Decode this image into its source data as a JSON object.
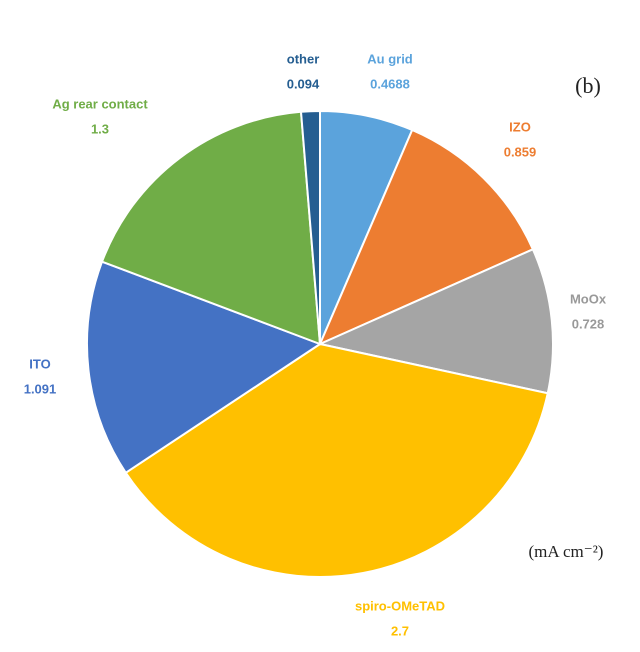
{
  "chart_data": {
    "type": "pie",
    "annotation": "(b)",
    "unit": "(mA cm⁻²)",
    "categories": [
      "Au grid",
      "IZO",
      "MoOx",
      "spiro-OMeTAD",
      "ITO",
      "Ag rear contact",
      "other"
    ],
    "values": [
      0.4688,
      0.859,
      0.728,
      2.7,
      1.091,
      1.3,
      0.094
    ],
    "colors": [
      "#5ba3dc",
      "#ed7d31",
      "#a5a5a5",
      "#ffc000",
      "#4472c4",
      "#70ad47",
      "#255e91"
    ],
    "start_angle": 90,
    "direction": "clockwise"
  }
}
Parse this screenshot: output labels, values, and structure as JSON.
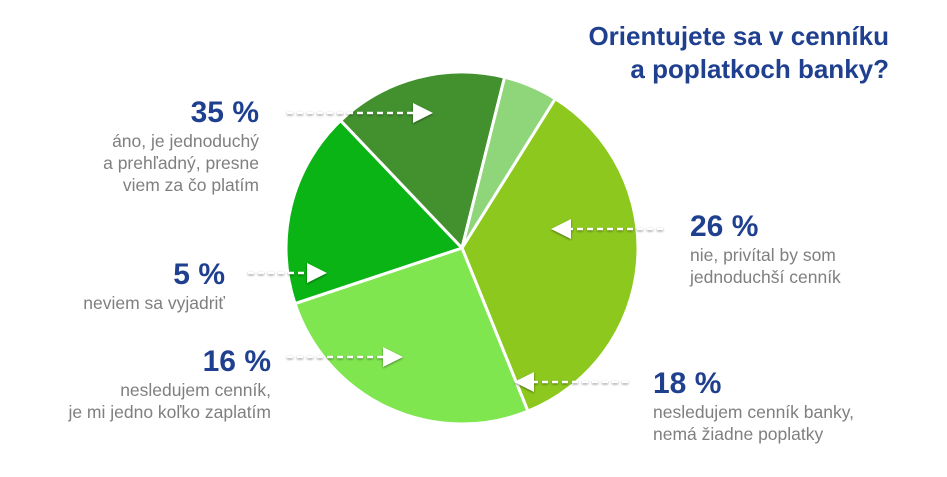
{
  "chart_data": {
    "type": "pie",
    "title_lines": [
      "Orientujete sa v cenníku",
      "a poplatkoch banky?"
    ],
    "slices": [
      {
        "value": 35,
        "pct_label": "35 %",
        "desc": "áno, je jednoduchý\na prehľadný, presne\nviem za čo platím",
        "color": "#8cc81e"
      },
      {
        "value": 26,
        "pct_label": "26 %",
        "desc": "nie, privítal by som\njednoduchší cenník",
        "color": "#80e650"
      },
      {
        "value": 18,
        "pct_label": "18 %",
        "desc": "nesledujem cenník banky,\nnemá žiadne poplatky",
        "color": "#0ab414"
      },
      {
        "value": 16,
        "pct_label": "16 %",
        "desc": "nesledujem cenník,\nje mi jedno koľko zaplatím",
        "color": "#42912e"
      },
      {
        "value": 5,
        "pct_label": "5 %",
        "desc": "neviem sa vyjadriť",
        "color": "#8fd67a"
      }
    ]
  }
}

## TASK TO CARRY OUT
Consider the entries above and return each line with the string "banky".

## ANSWER BELOW
      "a poplatkoch banky?"
        "desc": "nesledujem cenník banky,\nnemá žiadne poplatky",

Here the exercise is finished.